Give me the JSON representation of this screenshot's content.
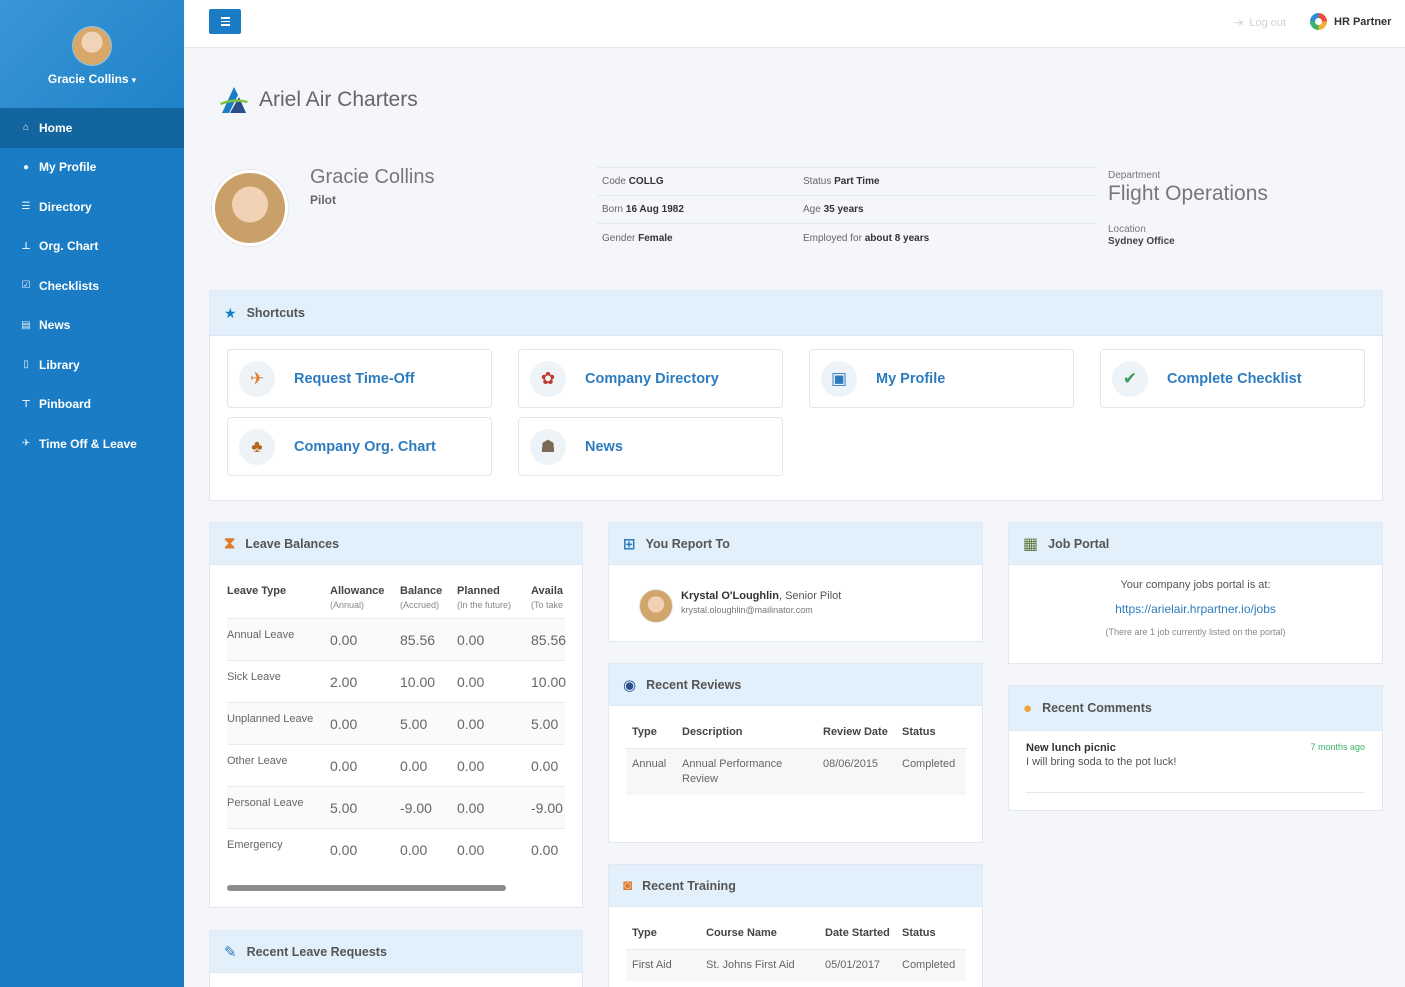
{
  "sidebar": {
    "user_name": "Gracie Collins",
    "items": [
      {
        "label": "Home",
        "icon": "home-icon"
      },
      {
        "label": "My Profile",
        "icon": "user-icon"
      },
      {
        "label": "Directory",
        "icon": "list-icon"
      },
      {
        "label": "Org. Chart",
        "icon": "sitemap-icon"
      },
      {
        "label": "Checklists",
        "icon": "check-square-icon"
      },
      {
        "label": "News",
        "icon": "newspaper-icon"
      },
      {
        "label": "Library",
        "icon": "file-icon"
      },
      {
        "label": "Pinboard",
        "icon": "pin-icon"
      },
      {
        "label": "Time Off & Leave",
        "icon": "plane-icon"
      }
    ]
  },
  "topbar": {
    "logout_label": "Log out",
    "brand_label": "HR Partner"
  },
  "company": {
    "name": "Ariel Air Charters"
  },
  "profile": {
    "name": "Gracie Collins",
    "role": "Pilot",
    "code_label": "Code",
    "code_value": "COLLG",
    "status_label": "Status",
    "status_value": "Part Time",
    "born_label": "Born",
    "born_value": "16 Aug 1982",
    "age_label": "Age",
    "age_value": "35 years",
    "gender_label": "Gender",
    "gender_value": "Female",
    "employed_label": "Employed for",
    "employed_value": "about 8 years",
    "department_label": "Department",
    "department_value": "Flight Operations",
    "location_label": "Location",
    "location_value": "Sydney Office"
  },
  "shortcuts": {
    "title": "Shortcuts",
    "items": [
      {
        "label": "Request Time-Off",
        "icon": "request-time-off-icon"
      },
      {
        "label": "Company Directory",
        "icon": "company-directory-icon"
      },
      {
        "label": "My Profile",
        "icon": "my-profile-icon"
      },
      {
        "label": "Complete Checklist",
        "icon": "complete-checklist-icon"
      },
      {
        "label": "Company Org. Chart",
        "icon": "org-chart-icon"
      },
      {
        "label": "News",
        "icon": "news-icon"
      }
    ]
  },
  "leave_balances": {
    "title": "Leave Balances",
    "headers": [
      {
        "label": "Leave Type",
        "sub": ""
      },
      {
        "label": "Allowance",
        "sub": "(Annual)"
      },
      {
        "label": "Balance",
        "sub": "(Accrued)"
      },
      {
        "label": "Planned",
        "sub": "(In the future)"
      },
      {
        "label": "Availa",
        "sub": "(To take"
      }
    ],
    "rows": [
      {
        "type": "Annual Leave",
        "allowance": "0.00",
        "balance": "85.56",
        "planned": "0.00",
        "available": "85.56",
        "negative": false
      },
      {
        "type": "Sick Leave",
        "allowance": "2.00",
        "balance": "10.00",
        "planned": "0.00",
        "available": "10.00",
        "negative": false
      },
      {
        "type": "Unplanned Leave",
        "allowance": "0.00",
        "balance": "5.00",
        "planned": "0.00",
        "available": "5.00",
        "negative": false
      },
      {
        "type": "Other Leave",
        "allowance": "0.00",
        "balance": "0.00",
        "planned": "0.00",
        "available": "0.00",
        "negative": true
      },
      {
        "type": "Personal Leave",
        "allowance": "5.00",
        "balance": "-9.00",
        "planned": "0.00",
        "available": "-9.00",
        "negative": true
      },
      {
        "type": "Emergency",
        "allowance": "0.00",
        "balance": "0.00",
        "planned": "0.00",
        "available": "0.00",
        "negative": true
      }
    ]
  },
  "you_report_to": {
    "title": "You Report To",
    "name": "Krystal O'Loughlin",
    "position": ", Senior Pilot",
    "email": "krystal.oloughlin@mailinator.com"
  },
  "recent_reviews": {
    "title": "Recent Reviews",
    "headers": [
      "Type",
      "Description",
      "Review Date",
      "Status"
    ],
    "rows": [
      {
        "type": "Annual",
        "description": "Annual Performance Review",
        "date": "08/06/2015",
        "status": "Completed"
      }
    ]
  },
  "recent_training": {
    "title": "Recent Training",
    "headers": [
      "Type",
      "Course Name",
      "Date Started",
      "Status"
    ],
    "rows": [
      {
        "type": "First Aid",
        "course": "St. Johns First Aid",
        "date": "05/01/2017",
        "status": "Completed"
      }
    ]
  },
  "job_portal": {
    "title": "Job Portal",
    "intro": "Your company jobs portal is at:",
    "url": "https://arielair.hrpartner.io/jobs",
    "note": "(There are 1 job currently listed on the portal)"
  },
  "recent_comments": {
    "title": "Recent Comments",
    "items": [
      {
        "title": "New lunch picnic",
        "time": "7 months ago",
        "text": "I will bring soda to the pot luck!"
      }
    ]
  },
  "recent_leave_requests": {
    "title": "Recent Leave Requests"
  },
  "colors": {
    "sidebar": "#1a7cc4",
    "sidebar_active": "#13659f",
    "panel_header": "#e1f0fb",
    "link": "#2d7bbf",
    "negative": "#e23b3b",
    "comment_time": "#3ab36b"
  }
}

==

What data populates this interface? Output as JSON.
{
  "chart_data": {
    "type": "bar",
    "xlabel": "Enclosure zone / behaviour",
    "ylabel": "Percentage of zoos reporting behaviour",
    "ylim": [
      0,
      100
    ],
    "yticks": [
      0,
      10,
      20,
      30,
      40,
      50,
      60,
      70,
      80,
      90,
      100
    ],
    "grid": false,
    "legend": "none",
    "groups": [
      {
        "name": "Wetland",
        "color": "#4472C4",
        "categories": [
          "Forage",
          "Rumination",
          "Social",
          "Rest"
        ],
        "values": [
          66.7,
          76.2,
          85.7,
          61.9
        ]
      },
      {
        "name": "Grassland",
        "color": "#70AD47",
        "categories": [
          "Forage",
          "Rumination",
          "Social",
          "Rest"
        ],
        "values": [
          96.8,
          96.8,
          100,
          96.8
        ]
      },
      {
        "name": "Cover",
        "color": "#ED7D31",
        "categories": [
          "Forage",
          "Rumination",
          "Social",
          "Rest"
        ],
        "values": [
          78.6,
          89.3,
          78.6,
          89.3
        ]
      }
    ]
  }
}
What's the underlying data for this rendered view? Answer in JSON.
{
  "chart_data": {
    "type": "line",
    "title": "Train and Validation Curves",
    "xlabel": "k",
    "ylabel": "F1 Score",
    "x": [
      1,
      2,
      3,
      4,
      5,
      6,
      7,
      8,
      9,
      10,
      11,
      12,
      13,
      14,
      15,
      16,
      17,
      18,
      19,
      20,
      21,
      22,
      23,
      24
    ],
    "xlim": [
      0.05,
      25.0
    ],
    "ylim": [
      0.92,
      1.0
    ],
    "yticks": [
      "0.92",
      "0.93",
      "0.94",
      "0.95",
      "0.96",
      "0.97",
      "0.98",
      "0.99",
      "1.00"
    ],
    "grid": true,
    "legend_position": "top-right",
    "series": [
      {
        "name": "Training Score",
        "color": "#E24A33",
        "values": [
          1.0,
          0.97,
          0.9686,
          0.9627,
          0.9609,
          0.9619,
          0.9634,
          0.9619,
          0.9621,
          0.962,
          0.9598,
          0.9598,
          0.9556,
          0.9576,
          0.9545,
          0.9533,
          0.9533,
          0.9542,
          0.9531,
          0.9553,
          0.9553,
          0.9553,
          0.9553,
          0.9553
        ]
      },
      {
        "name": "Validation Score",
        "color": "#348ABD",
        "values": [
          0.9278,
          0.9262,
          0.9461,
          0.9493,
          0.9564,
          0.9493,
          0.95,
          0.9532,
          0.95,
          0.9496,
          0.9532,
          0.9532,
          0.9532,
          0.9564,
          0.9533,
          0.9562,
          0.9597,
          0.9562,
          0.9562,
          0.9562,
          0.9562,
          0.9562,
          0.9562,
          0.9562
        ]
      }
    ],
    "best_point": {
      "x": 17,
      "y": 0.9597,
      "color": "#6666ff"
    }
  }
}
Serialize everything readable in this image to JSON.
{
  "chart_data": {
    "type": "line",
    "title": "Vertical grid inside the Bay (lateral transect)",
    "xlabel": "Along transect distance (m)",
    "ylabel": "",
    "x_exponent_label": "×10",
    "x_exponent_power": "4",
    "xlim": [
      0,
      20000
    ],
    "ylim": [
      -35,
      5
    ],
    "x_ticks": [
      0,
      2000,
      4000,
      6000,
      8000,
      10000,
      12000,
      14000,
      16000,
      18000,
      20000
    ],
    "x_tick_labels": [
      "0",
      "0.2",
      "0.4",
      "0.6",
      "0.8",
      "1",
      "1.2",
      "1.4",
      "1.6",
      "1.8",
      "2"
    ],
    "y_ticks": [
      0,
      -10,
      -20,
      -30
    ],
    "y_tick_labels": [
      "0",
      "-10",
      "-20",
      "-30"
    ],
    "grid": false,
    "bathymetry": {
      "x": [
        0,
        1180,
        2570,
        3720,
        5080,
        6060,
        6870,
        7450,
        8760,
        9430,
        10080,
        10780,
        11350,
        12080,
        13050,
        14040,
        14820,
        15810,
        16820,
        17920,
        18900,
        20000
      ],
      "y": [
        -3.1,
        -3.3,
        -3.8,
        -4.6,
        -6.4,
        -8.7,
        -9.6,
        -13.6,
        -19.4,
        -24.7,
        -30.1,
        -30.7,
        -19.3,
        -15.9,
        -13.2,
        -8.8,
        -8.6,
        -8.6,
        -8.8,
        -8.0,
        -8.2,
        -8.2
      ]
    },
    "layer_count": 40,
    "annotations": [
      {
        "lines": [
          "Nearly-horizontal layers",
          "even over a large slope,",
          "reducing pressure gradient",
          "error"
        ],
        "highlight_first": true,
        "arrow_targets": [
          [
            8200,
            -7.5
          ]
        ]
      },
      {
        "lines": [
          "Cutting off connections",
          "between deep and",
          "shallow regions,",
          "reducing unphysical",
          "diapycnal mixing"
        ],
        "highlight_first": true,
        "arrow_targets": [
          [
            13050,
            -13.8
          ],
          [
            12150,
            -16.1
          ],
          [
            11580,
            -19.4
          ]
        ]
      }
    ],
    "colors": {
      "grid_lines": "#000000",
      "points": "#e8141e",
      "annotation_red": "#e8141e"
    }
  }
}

→ Required task
Across the entries above, how many lines contain "xlabel"? Provide only the count.

→ Output for this exercise
3